(Saved entries)
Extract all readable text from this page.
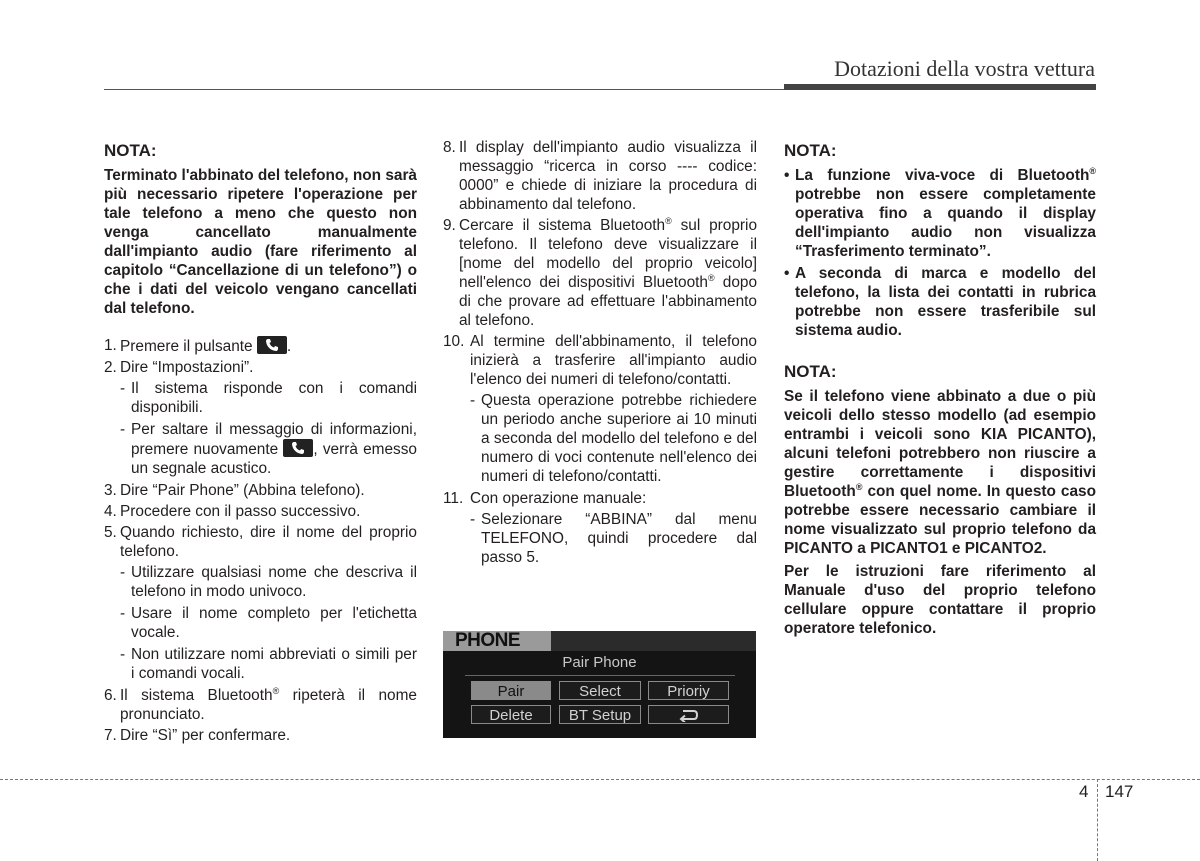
Dotazioni della vostra vettura
NOTA:

Terminato l'abbinato del telefono, non sarà più necessario ripetere l'operazione per tale telefono a meno che questo non venga cancellato manualmente dall'impianto audio (fare riferimento al capitolo “Cancellazione di un telefono”) o che i dati del veicolo vengano cancellati dal telefono.

1. Premere il pulsante
.
2. Dire “Impostazioni”.
- Il sistema risponde con i comandi disponibili.
- Per saltare il messaggio di informazioni, premere nuovamente , verrà emesso un segnale acustico.
3. Dire “Pair Phone” (Abbina telefono).
4. Procedere con il passo successivo.
5. Quando richiesto, dire il nome del proprio telefono.
- Utilizzare qualsiasi nome che descriva il telefono in modo univoco.
- Usare il nome completo per l'etichetta vocale.
- Non utilizzare nomi abbreviati o simili per i comandi vocali.
6. Il sistema Bluetooth® ripeterà il nome pronunciato.
7. Dire “Sì” per confermare.
8. Il display dell'impianto audio visualizza il messaggio “ricerca in corso ---- codice: 0000” e chiede di iniziare la procedura di abbinamento dal telefono.
9. Cercare il sistema Bluetooth® sul proprio telefono. Il telefono deve visualizzare il [nome del modello del proprio veicolo] nell'elenco dei dispositivi Bluetooth® dopo di che provare ad effettuare l'abbinamento al telefono.
10. Al termine dell'abbinamento, il telefono inizierà a trasferire all'impianto audio l'elenco dei numeri di telefono/contatti.
- Questa operazione potrebbe richiedere un periodo anche superiore ai 10 minuti a seconda del modello del telefono e del numero di voci contenute nell'elenco dei numeri di telefono/contatti.
11. Con operazione manuale:
- Selezionare “ABBINA” dal menu TELEFONO, quindi procedere dal passo 5.
PHONE
Pair Phone
Pair	Select	Prioriy
Delete	BT Setup
NOTA:
• La funzione viva-voce di Bluetooth® potrebbe non essere completamente operativa fino a quando il display dell'impianto audio non visualizza “Trasferimento terminato”.
• A seconda di marca e modello del telefono, la lista dei contatti in rubrica potrebbe non essere trasferibile sul sistema audio.
NOTA:

Se il telefono viene abbinato a due o più veicoli dello stesso modello (ad esempio entrambi i veicoli sono KIA PICANTO), alcuni telefoni potrebbero non riuscire a gestire correttamente i dispositivi Bluetooth® con quel nome. In questo caso potrebbe essere necessario cambiare il nome visualizzato sul proprio telefono da PICANTO a PICANTO1 e PICANTO2.

Per le istruzioni fare riferimento al Manuale d'uso del proprio telefono cellulare oppure contattare il proprio operatore telefonico.

4 147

■ REQUIRED WORK
Retype all the records shown above, character for character. Omit every picture.

■ TASK SOLUTION
Extract all readable text from this page.
Dotazioni della vostra vettura
NOTA:

Terminato l'abbinato del telefono, non sarà più necessario ripetere l'operazione per tale telefono a meno che questo non venga cancellato manualmente dall'impianto audio (fare riferimento al capitolo “Cancellazione di un telefono”) o che i dati del veicolo vengano cancellati dal telefono.

1. Premere il pulsante
.
2. Dire “Impostazioni”.
- Il sistema risponde con i comandi disponibili.
- Per saltare il messaggio di informazioni, premere nuovamente , verrà emesso un segnale acustico.
3. Dire “Pair Phone” (Abbina telefono).
4. Procedere con il passo successivo.
5. Quando richiesto, dire il nome del proprio telefono.
- Utilizzare qualsiasi nome che descriva il telefono in modo univoco.
- Usare il nome completo per l'etichetta vocale.
- Non utilizzare nomi abbreviati o simili per i comandi vocali.
6. Il sistema Bluetooth® ripeterà il nome pronunciato.
7. Dire “Sì” per confermare.
8. Il display dell'impianto audio visualizza il messaggio “ricerca in corso ---- codice: 0000” e chiede di iniziare la procedura di abbinamento dal telefono.
9. Cercare il sistema Bluetooth® sul proprio telefono. Il telefono deve visualizzare il [nome del modello del proprio veicolo] nell'elenco dei dispositivi Bluetooth® dopo di che provare ad effettuare l'abbinamento al telefono.
10. Al termine dell'abbinamento, il telefono inizierà a trasferire all'impianto audio l'elenco dei numeri di telefono/contatti.
- Questa operazione potrebbe richiedere un periodo anche superiore ai 10 minuti a seconda del modello del telefono e del numero di voci contenute nell'elenco dei numeri di telefono/contatti.
11. Con operazione manuale:
- Selezionare “ABBINA” dal menu TELEFONO, quindi procedere dal passo 5.
PHONE
Pair Phone
Pair	Select	Prioriy
Delete	BT Setup
NOTA:
• La funzione viva-voce di Bluetooth® potrebbe non essere completamente operativa fino a quando il display dell'impianto audio non visualizza “Trasferimento terminato”.
• A seconda di marca e modello del telefono, la lista dei contatti in rubrica potrebbe non essere trasferibile sul sistema audio.
NOTA:

Se il telefono viene abbinato a due o più veicoli dello stesso modello (ad esempio entrambi i veicoli sono KIA PICANTO), alcuni telefoni potrebbero non riuscire a gestire correttamente i dispositivi Bluetooth® con quel nome. In questo caso potrebbe essere necessario cambiare il nome visualizzato sul proprio telefono da PICANTO a PICANTO1 e PICANTO2.

Per le istruzioni fare riferimento al Manuale d'uso del proprio telefono cellulare oppure contattare il proprio operatore telefonico.

4 147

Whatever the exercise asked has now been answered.